=== What needs to be done ===
Pick out every line of the entries below where "υποβολή" occurs, and copy those lines.

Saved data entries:
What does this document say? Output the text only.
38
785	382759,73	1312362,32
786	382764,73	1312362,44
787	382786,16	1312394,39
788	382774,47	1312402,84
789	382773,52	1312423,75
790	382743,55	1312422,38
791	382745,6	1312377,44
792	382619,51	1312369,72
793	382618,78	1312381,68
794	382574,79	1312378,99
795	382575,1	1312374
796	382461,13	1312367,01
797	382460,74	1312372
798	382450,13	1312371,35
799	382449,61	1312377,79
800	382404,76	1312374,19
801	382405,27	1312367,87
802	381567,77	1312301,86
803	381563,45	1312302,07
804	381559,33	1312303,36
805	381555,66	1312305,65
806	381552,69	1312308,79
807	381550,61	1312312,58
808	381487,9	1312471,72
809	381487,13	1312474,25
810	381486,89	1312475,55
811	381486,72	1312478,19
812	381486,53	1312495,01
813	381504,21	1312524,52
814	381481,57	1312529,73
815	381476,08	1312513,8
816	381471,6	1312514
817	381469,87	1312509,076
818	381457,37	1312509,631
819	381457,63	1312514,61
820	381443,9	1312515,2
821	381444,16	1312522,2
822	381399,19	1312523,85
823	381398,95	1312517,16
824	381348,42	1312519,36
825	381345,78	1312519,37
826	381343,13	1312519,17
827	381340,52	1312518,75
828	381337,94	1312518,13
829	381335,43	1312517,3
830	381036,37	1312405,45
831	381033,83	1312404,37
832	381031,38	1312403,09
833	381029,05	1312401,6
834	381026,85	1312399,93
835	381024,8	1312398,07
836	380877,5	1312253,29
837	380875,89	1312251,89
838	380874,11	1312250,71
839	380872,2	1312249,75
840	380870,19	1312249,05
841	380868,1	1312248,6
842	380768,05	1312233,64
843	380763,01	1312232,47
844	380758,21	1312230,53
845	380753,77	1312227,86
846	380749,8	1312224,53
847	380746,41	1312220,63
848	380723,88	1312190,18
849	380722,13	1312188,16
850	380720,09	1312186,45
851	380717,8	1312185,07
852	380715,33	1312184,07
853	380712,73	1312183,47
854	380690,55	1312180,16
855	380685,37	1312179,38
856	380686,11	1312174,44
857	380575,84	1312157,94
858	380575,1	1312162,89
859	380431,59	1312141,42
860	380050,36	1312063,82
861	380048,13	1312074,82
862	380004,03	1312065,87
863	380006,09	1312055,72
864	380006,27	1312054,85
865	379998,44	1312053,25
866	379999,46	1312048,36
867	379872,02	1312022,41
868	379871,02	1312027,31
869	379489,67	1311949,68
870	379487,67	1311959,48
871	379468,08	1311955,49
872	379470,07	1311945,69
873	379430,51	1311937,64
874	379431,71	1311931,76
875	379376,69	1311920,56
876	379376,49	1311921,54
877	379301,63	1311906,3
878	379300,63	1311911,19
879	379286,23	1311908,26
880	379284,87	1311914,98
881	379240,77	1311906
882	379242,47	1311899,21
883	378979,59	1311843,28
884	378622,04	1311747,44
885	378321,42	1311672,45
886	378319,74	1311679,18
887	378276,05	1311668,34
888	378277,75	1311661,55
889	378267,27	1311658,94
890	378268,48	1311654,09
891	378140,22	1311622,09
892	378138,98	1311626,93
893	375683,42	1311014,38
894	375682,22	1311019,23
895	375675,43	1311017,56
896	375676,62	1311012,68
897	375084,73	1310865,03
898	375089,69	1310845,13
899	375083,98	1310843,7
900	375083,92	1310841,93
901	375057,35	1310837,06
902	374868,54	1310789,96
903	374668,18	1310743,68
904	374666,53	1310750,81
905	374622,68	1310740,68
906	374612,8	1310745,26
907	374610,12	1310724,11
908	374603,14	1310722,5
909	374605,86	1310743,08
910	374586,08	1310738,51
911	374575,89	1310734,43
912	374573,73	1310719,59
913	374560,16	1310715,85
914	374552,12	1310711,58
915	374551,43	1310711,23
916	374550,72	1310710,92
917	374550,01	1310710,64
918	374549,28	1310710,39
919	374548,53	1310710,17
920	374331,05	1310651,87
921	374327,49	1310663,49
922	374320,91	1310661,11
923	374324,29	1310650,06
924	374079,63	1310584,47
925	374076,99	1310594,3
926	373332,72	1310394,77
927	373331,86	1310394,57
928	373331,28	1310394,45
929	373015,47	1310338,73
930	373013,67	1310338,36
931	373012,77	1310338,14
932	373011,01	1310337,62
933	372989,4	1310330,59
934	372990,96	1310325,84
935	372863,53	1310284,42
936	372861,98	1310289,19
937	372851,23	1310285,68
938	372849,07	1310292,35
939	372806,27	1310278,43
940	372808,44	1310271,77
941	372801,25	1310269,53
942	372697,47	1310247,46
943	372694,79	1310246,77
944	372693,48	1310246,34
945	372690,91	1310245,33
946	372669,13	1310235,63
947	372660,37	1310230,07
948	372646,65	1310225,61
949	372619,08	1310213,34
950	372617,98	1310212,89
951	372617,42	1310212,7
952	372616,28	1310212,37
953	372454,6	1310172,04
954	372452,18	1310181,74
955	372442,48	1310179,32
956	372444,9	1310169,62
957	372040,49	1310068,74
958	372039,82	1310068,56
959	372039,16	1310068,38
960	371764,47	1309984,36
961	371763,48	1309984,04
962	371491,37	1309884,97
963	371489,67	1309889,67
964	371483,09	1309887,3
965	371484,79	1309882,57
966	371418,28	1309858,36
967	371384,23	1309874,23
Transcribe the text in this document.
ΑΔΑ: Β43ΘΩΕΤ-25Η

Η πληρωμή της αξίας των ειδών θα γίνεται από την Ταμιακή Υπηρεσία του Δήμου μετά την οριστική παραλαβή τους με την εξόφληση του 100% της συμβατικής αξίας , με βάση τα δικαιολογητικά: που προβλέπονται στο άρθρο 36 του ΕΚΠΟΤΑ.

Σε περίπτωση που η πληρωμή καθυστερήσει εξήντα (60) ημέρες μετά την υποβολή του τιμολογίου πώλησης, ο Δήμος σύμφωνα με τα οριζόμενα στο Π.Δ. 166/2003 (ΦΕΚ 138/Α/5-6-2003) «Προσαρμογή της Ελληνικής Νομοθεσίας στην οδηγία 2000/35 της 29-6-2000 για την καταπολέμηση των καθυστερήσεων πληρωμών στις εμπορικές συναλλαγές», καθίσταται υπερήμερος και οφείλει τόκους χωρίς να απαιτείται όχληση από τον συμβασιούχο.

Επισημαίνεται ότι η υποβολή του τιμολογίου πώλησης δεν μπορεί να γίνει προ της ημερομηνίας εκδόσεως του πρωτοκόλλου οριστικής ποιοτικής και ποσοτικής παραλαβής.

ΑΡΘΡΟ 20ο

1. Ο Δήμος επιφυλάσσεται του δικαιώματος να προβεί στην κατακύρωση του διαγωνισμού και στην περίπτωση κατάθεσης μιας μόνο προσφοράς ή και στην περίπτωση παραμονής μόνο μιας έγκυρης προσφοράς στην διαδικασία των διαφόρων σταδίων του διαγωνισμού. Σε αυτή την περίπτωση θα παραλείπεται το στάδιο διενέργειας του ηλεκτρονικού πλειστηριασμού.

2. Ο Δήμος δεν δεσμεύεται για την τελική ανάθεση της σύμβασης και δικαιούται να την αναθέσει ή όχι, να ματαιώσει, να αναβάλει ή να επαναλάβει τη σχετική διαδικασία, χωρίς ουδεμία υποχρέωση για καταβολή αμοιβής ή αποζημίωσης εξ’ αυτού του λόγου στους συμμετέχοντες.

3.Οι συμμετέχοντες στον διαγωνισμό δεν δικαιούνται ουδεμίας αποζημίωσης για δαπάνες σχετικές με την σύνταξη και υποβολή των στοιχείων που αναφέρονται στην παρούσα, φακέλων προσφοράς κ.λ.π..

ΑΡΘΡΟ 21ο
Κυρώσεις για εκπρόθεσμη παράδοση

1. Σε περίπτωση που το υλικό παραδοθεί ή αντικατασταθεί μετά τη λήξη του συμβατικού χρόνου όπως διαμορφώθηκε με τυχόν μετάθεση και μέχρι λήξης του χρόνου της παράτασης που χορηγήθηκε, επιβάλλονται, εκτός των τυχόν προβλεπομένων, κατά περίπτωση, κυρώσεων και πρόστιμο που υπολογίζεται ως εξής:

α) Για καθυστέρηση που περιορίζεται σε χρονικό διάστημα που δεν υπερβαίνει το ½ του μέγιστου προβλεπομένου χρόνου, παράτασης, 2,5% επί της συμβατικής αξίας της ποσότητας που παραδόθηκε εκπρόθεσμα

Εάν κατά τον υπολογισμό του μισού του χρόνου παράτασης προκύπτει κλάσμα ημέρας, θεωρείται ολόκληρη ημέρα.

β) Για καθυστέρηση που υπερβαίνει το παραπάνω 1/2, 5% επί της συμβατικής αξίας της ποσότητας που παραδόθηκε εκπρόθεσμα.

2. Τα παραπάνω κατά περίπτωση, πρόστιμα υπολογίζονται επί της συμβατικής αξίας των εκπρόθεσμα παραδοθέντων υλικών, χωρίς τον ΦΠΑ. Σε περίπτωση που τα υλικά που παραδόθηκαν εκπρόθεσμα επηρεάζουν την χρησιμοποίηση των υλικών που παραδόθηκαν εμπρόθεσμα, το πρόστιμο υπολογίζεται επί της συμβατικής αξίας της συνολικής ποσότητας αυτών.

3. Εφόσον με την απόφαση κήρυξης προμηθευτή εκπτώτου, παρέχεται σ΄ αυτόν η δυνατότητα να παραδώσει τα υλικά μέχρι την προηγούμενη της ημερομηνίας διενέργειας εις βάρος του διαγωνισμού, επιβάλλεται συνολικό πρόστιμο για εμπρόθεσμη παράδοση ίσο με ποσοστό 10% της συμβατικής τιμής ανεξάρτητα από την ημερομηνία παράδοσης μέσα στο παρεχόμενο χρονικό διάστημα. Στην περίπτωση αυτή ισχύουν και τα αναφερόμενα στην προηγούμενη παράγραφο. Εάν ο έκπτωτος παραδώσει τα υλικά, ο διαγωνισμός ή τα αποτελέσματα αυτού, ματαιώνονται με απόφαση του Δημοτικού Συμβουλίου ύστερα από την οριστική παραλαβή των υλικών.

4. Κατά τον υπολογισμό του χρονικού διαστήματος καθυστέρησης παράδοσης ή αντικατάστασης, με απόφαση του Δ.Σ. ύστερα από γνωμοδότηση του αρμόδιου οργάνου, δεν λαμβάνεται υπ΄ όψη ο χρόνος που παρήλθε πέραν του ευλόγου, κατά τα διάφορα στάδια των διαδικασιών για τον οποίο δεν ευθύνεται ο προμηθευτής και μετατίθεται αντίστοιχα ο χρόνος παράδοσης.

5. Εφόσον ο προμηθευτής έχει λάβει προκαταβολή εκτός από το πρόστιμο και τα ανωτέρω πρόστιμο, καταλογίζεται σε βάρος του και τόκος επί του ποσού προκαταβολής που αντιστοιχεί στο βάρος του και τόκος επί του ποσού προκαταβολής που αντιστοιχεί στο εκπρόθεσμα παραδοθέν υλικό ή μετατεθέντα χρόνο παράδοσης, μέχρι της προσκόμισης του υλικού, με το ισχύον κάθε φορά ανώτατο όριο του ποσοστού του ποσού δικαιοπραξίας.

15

=== Reply ===
Σε περίπτωση που η πληρωμή καθυστερήσει εξήντα (60) ημέρες μετά την υποβολή του τιμολογίου πώλησης, ο Δήμος σύμφωνα με τα οριζόμενα στο Π.Δ. 166/2003 (ΦΕΚ 138/Α/5-6-2003) «Προσαρμογή της Ελληνικής Νομοθεσίας στην οδηγία 2000/35 της 29-6-2000 για την καταπολέμηση των καθυστερήσεων πληρωμών στις εμπορικές συναλλαγές», καθίσταται υπερήμερος και οφείλει τόκους χωρίς να απαιτείται όχληση από τον συμβασιούχο.
Επισημαίνεται ότι η υποβολή του τιμολογίου πώλησης δεν μπορεί να γίνει προ της ημερομηνίας εκδόσεως του πρωτοκόλλου οριστικής ποιοτικής και ποσοτικής παραλαβής.
3.Οι συμμετέχοντες στον διαγωνισμό δεν δικαιούνται ουδεμίας αποζημίωσης για δαπάνες σχετικές με την σύνταξη και υποβολή των στοιχείων που αναφέρονται στην παρούσα, φακέλων προσφοράς κ.λ.π..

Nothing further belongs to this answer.